From 6f88125a5cb38bf3122544062bfc31308ca00863 Mon Sep 17 00:00:00 2001
From: Nithin Meganathan <18070964+nithinsubbiah@users.noreply.github.com>
Date: Thu, 8 Aug 2024 16:57:36 -0700
Subject: [PATCH] [Codegen] Lower `hal.interface.workgroup.size` in GPU codegen
 (#18145)

Cleanup related to https://github.com/iree-org/iree/issues/16554

---------

Signed-off-by: nithinsubbiah <nithinsubbiah@gmail.com>
---
 .../Codegen/LLVMGPU/ConvertToLLVM.cpp         | 10 +++--
 .../Codegen/LLVMGPU/test/convert_to_nvvm.mlir | 30 +++++++++++++++
 .../LLVMGPU/test/convert_to_rocdl.mlir        | 30 +++++++++++++++
 .../Codegen/SPIRV/ConvertToSPIRVPass.cpp      | 16 ++++----
 .../Codegen/SPIRV/test/convert_to_spirv.mlir  | 38 +++++++++++++++++++
 5 files changed, 113 insertions(+), 11 deletions(-)

Supplied material:

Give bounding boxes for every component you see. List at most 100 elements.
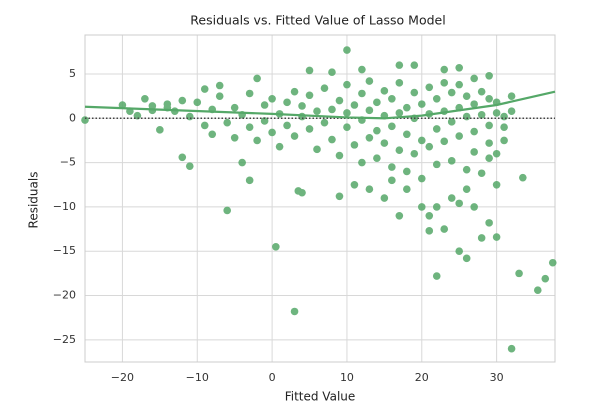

Requirement: Repeat the patch header word for word, starting with "Cleanup related to" and going on through "insertions(+), 11 deletions(-)". The lines are separate material with no connection to the patch header.

Problem solution:
Cleanup related to https://github.com/iree-org/iree/issues/16554

---------

Signed-off-by: nithinsubbiah <nithinsubbiah@gmail.com>
---
 .../Codegen/LLVMGPU/ConvertToLLVM.cpp         | 10 +++--
 .../Codegen/LLVMGPU/test/convert_to_nvvm.mlir | 30 +++++++++++++++
 .../LLVMGPU/test/convert_to_rocdl.mlir        | 30 +++++++++++++++
 .../Codegen/SPIRV/ConvertToSPIRVPass.cpp      | 16 ++++----
 .../Codegen/SPIRV/test/convert_to_spirv.mlir  | 38 +++++++++++++++++++
 5 files changed, 113 insertions(+), 11 deletions(-)